BEGIN

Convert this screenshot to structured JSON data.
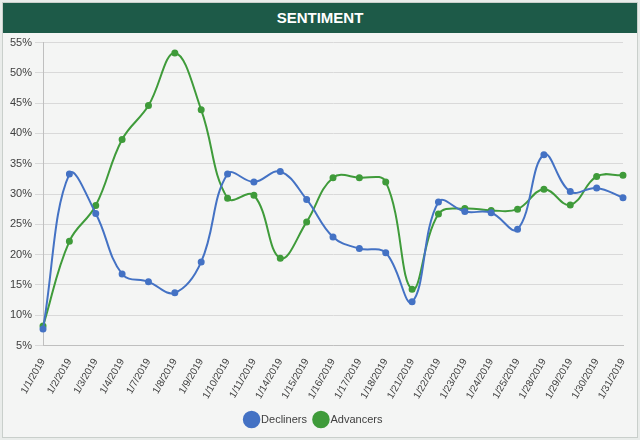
{
  "chart_data": {
    "type": "line",
    "title": "SENTIMENT",
    "categories": [
      "1/1/2019",
      "1/2/2019",
      "1/3/2019",
      "1/4/2019",
      "1/7/2019",
      "1/8/2019",
      "1/9/2019",
      "1/10/2019",
      "1/11/2019",
      "1/14/2019",
      "1/15/2019",
      "1/16/2019",
      "1/17/2019",
      "1/18/2019",
      "1/21/2019",
      "1/22/2019",
      "1/23/2019",
      "1/24/2019",
      "1/25/2019",
      "1/28/2019",
      "1/29/2019",
      "1/30/2019",
      "1/31/2019"
    ],
    "series": [
      {
        "name": "Decliners",
        "color": "#4472c4",
        "marker": "circle",
        "values": [
          7.7,
          33.3,
          26.8,
          16.8,
          15.5,
          13.7,
          18.8,
          33.3,
          32.0,
          33.7,
          29.1,
          22.9,
          21.0,
          20.3,
          12.2,
          28.7,
          27.1,
          26.9,
          24.2,
          36.5,
          30.4,
          31.0,
          29.4
        ]
      },
      {
        "name": "Advancers",
        "color": "#3f9b3a",
        "marker": "circle",
        "values": [
          8.2,
          22.2,
          28.1,
          39.0,
          44.6,
          53.3,
          43.9,
          29.3,
          29.8,
          19.4,
          25.4,
          32.7,
          32.7,
          32.0,
          14.3,
          26.7,
          27.6,
          27.3,
          27.5,
          30.8,
          28.2,
          32.9,
          33.1
        ]
      }
    ],
    "ylim": [
      5,
      55
    ],
    "yticks": [
      {
        "value": 5,
        "label": "5%"
      },
      {
        "value": 10,
        "label": "10%"
      },
      {
        "value": 15,
        "label": "15%"
      },
      {
        "value": 20,
        "label": "20%"
      },
      {
        "value": 25,
        "label": "25%"
      },
      {
        "value": 30,
        "label": "30%"
      },
      {
        "value": 35,
        "label": "35%"
      },
      {
        "value": 40,
        "label": "40%"
      },
      {
        "value": 45,
        "label": "45%"
      },
      {
        "value": 50,
        "label": "50%"
      },
      {
        "value": 55,
        "label": "55%"
      }
    ],
    "grid": true,
    "legend": "bottom"
  }
}
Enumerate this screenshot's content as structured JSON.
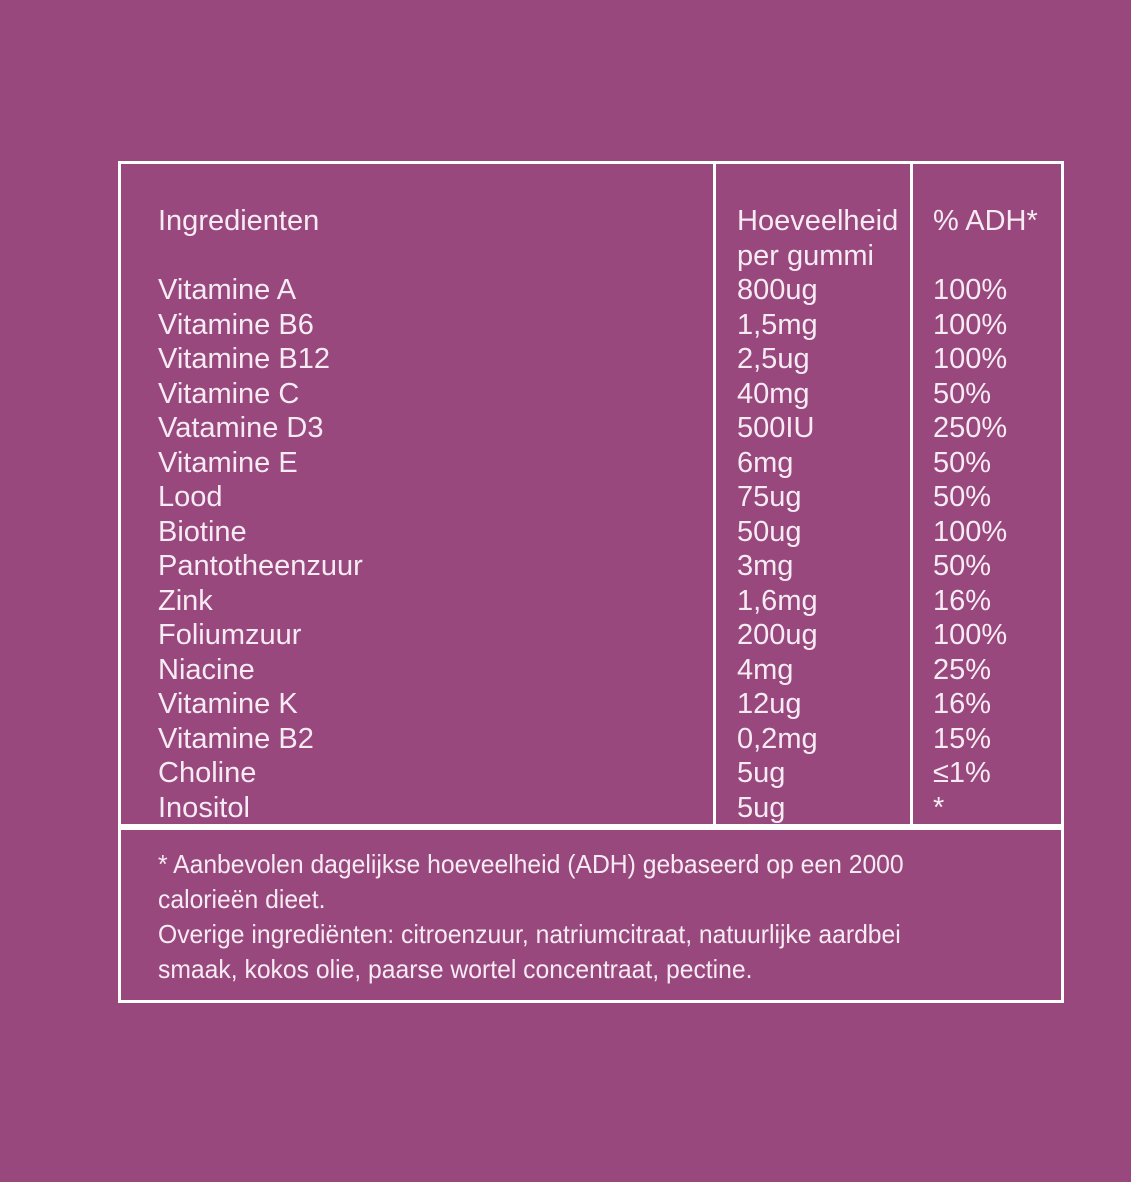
{
  "colors": {
    "background": "#98487d",
    "panel_border": "#ffffff",
    "text": "#f7ebf3"
  },
  "table": {
    "headers": {
      "ingredients": "Ingredienten",
      "amount_line1": "Hoeveelheid",
      "amount_line2": "per gummi",
      "adh": "% ADH*"
    },
    "rows": [
      {
        "ingredient": "Vitamine A",
        "amount": "800ug",
        "adh": "100%"
      },
      {
        "ingredient": "Vitamine B6",
        "amount": "1,5mg",
        "adh": "100%"
      },
      {
        "ingredient": "Vitamine B12",
        "amount": "2,5ug",
        "adh": "100%"
      },
      {
        "ingredient": "Vitamine C",
        "amount": "40mg",
        "adh": "50%"
      },
      {
        "ingredient": "Vatamine D3",
        "amount": "500IU",
        "adh": "250%"
      },
      {
        "ingredient": "Vitamine E",
        "amount": "6mg",
        "adh": "50%"
      },
      {
        "ingredient": "Lood",
        "amount": "75ug",
        "adh": "50%"
      },
      {
        "ingredient": "Biotine",
        "amount": "50ug",
        "adh": "100%"
      },
      {
        "ingredient": "Pantotheenzuur",
        "amount": "3mg",
        "adh": "50%"
      },
      {
        "ingredient": "Zink",
        "amount": "1,6mg",
        "adh": "16%"
      },
      {
        "ingredient": "Foliumzuur",
        "amount": "200ug",
        "adh": "100%"
      },
      {
        "ingredient": "Niacine",
        "amount": "4mg",
        "adh": "25%"
      },
      {
        "ingredient": "Vitamine K",
        "amount": "12ug",
        "adh": "16%"
      },
      {
        "ingredient": "Vitamine B2",
        "amount": "0,2mg",
        "adh": "15%"
      },
      {
        "ingredient": "Choline",
        "amount": "5ug",
        "adh": "≤1%"
      },
      {
        "ingredient": "Inositol",
        "amount": "5ug",
        "adh": "*"
      }
    ]
  },
  "footnote": {
    "lines": [
      "* Aanbevolen dagelijkse hoeveelheid (ADH) gebaseerd op een 2000",
      "calorieën dieet.",
      "Overige ingrediënten: citroenzuur, natriumcitraat, natuurlijke aardbei",
      "smaak, kokos olie, paarse wortel concentraat, pectine."
    ]
  }
}
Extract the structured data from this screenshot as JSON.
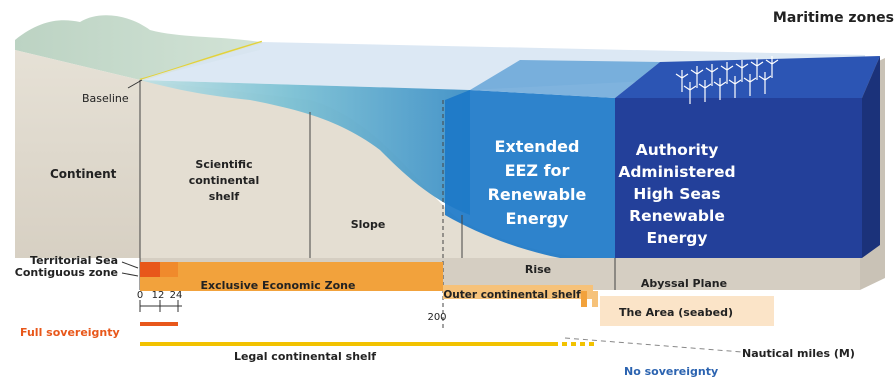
{
  "title": "Maritime zones",
  "labels": {
    "baseline": "Baseline",
    "continent": "Continent",
    "scientific_shelf": [
      "Scientific",
      "continental",
      "shelf"
    ],
    "slope": "Slope",
    "rise": "Rise",
    "abyssal_plane": "Abyssal Plane",
    "territorial_sea": "Territorial Sea",
    "contiguous_zone": "Contiguous zone",
    "eez": "Exclusive Economic Zone",
    "outer_shelf": "Outer continental shelf",
    "the_area": "The Area (seabed)",
    "full_sovereignty": "Full sovereignty",
    "legal_shelf": "Legal continental shelf",
    "no_sovereignty": "No sovereignty",
    "nautical_miles": "Nautical miles (M)"
  },
  "scale": {
    "ticks": [
      "0",
      "12",
      "24"
    ],
    "tick_200": "200"
  },
  "overlays": {
    "extended_eez": [
      "Extended",
      "EEZ for",
      "Renewable",
      "Energy"
    ],
    "high_seas": [
      "Authority",
      "Administered",
      "High Seas",
      "Renewable",
      "Energy"
    ]
  },
  "colors": {
    "territorial": "#e8571a",
    "contiguous": "#f08a2c",
    "eez": "#f2a23c",
    "outer_shelf": "#f6c27a",
    "area": "#fbe4c8",
    "legal_line": "#f2c200",
    "full_sovereignty": "#e8571a",
    "no_sovereignty": "#2b63b0",
    "extended_box": "#1c78c8",
    "high_seas_box": "#23409a"
  }
}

END

Display every line of the listing that contains the string "Vitamine".

■ Finished task:
        "ingredient": "Vitamine A",
        "ingredient": "Vitamine B6",
        "ingredient": "Vitamine B12",
        "ingredient": "Vitamine C",
        "ingredient": "Vitamine E",
        "ingredient": "Vitamine K",
        "ingredient": "Vitamine B2",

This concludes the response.